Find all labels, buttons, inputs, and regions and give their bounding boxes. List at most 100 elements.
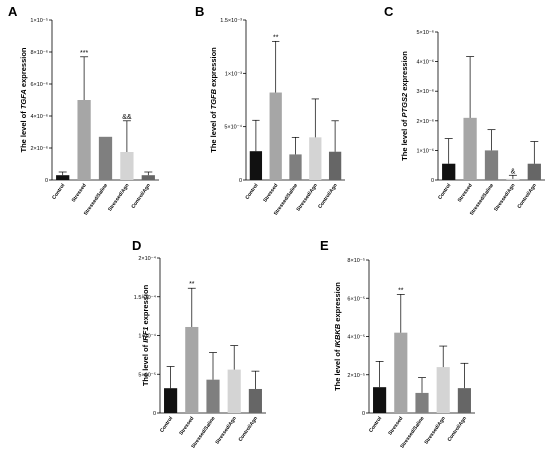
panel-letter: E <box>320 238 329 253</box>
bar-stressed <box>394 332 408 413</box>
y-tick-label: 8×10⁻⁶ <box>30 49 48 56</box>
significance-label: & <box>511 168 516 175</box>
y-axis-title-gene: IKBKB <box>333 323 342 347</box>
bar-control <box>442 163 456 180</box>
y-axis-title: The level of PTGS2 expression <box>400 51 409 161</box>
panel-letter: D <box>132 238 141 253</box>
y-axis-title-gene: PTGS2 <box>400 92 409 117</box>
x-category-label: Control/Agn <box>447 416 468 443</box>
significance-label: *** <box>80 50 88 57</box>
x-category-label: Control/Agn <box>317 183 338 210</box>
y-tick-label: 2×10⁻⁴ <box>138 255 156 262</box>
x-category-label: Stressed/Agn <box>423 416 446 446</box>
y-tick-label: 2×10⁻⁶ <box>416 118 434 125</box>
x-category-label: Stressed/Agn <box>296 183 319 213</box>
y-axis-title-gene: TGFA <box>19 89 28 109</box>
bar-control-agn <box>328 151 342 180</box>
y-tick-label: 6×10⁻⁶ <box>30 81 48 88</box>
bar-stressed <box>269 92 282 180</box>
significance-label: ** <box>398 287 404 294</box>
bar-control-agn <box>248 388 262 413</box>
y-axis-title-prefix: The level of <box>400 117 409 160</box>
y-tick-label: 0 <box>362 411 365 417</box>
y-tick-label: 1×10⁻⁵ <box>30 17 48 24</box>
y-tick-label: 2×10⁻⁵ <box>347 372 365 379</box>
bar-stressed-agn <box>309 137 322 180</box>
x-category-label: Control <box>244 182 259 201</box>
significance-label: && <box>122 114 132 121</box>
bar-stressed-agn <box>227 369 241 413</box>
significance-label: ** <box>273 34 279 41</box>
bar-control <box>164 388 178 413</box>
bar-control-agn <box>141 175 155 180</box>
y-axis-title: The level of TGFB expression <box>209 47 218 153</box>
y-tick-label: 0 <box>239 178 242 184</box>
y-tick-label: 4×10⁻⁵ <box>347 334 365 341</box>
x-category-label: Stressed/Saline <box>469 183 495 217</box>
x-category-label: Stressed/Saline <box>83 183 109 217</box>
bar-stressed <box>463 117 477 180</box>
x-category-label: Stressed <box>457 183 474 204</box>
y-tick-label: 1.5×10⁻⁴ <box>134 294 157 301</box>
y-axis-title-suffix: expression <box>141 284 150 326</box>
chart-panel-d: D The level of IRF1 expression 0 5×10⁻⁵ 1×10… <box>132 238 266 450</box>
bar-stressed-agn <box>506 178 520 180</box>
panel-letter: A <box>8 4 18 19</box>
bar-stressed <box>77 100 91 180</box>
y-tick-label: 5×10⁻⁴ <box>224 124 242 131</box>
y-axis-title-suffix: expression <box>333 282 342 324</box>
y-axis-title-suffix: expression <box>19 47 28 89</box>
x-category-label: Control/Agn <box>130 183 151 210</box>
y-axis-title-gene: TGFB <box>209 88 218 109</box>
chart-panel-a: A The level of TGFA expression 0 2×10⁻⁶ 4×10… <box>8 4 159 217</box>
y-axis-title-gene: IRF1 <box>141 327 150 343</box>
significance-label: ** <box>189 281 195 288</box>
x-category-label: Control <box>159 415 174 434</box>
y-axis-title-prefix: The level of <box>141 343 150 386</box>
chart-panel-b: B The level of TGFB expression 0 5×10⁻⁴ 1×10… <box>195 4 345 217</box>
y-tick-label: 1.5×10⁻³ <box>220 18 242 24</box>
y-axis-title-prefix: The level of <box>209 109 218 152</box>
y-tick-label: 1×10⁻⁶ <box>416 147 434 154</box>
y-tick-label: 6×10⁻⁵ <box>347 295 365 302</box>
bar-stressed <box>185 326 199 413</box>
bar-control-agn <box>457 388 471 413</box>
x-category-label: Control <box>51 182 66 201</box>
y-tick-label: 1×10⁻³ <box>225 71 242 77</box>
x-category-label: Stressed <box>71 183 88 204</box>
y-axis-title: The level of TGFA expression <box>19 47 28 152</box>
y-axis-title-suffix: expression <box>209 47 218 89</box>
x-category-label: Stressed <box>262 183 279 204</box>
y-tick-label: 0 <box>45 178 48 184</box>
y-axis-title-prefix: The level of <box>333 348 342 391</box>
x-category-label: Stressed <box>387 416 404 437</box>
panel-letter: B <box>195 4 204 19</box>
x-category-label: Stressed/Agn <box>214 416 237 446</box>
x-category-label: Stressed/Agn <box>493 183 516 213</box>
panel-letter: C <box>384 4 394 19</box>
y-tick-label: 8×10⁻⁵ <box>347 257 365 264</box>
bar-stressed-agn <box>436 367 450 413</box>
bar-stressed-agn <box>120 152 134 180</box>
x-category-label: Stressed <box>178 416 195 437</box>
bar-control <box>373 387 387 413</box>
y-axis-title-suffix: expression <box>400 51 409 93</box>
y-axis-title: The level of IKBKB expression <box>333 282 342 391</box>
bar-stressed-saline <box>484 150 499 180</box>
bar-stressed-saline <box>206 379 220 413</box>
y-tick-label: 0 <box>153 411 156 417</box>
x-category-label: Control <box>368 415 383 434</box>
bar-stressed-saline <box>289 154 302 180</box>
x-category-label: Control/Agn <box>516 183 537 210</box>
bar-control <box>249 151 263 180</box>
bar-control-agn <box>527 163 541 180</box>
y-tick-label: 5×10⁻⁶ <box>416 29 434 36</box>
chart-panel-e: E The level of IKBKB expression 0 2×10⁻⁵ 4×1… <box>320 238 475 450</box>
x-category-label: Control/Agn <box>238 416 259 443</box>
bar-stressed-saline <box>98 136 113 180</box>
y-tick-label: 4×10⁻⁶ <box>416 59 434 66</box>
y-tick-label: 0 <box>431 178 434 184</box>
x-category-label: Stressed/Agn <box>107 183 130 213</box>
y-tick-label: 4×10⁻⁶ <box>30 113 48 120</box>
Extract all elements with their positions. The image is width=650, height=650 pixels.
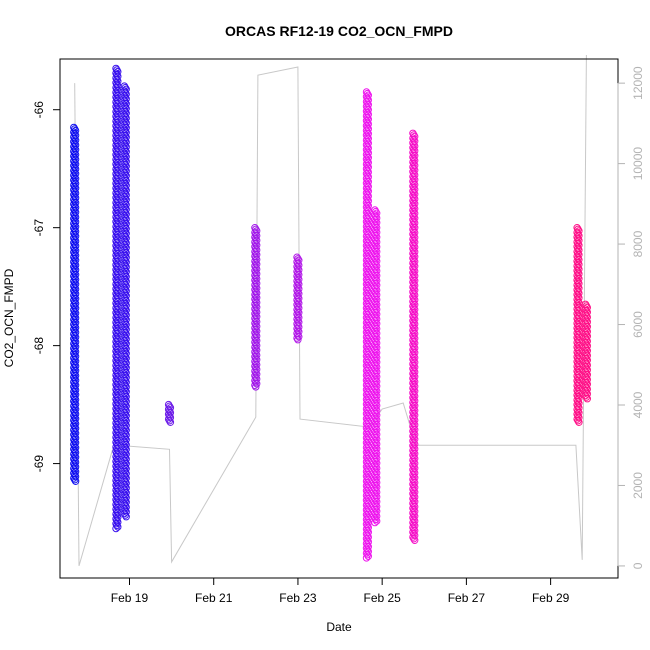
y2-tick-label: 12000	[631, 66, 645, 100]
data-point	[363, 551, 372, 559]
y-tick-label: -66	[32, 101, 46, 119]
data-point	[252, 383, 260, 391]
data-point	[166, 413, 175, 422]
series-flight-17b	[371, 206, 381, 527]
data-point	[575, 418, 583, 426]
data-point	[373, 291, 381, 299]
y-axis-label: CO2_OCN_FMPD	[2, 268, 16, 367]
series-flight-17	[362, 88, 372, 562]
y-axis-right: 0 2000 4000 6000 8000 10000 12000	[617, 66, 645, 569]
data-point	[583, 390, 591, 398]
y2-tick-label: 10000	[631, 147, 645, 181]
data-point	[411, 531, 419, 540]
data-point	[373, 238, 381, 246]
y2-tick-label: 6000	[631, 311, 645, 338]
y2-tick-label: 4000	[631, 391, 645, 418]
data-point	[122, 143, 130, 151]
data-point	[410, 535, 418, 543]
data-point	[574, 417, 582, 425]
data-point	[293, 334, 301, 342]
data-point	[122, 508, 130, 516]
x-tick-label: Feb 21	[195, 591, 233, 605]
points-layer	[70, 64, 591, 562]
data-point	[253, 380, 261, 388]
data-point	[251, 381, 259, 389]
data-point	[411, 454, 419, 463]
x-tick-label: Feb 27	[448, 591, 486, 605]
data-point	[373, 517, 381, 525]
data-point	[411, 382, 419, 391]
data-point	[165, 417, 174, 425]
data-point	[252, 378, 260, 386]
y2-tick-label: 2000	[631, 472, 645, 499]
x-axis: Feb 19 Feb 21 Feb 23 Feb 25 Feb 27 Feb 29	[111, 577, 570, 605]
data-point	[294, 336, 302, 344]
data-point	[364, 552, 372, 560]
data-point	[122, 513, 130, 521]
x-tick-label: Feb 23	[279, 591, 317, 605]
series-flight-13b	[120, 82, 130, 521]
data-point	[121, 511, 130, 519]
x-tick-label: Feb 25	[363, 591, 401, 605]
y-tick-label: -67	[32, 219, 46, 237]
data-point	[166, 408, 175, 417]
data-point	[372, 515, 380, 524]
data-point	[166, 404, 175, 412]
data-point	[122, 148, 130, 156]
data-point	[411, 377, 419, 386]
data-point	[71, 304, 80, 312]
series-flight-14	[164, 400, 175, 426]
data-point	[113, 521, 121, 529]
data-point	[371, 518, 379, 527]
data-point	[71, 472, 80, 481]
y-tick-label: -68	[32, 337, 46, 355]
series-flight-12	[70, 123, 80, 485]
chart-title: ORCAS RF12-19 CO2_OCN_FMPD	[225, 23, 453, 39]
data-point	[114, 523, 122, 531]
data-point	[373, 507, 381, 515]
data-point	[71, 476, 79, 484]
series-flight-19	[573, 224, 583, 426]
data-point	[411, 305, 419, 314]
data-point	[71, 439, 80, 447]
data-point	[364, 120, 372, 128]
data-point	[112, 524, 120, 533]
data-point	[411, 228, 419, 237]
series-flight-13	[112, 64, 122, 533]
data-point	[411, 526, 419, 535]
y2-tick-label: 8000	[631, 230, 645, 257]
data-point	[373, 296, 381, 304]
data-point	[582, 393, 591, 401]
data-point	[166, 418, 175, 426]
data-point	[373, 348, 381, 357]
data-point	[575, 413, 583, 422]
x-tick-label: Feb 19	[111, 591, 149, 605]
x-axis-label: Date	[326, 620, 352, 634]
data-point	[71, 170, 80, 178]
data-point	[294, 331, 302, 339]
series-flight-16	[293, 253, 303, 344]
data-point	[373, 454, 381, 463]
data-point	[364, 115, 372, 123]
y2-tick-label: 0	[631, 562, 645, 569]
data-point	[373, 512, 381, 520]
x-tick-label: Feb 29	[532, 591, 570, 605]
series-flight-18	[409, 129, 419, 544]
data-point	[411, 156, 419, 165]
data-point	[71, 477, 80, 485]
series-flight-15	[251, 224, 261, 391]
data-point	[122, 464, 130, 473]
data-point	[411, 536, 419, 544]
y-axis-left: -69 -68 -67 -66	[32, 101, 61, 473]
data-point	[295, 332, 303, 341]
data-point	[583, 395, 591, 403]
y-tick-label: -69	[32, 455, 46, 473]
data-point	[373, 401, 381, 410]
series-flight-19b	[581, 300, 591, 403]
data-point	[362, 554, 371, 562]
---
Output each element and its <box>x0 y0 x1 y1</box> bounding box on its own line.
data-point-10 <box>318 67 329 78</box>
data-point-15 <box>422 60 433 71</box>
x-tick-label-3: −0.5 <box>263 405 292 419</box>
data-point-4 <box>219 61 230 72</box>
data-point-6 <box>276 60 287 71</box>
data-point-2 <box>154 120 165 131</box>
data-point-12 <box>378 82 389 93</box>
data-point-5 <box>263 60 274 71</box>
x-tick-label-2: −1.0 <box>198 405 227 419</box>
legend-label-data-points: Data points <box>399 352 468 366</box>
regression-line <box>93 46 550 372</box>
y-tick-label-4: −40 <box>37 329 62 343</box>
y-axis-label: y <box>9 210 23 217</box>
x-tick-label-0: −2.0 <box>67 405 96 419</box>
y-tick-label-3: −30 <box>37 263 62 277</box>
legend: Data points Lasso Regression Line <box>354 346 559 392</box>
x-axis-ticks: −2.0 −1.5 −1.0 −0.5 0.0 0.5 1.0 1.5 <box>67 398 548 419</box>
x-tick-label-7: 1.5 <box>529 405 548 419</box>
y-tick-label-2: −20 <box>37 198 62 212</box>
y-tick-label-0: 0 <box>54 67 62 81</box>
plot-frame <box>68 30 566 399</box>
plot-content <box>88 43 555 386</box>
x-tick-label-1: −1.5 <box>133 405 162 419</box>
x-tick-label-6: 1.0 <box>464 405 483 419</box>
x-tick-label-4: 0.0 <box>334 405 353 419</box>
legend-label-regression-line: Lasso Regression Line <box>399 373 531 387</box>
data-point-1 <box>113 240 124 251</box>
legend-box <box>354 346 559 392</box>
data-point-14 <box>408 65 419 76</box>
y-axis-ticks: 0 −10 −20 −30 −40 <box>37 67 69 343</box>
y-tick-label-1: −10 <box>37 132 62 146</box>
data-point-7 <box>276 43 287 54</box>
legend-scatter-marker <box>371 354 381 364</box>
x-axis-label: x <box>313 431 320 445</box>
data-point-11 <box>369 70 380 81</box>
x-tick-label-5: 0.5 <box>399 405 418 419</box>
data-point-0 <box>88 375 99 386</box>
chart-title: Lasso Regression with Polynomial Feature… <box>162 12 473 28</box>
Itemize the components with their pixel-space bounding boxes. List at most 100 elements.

Required work
Reproduce, unchanged, everything from the line containing "Output each element" down to the line containing "data-point-5 <box>263 60 274 71</box>", including both of those lines.

In response
Output each element and its <box>x0 y0 x1 y1</box> bounding box on its own line.
data-point-10 <box>318 67 329 78</box>
data-point-15 <box>422 60 433 71</box>
x-tick-label-3: −0.5 <box>263 405 292 419</box>
data-point-4 <box>219 61 230 72</box>
data-point-6 <box>276 60 287 71</box>
data-point-2 <box>154 120 165 131</box>
data-point-12 <box>378 82 389 93</box>
data-point-5 <box>263 60 274 71</box>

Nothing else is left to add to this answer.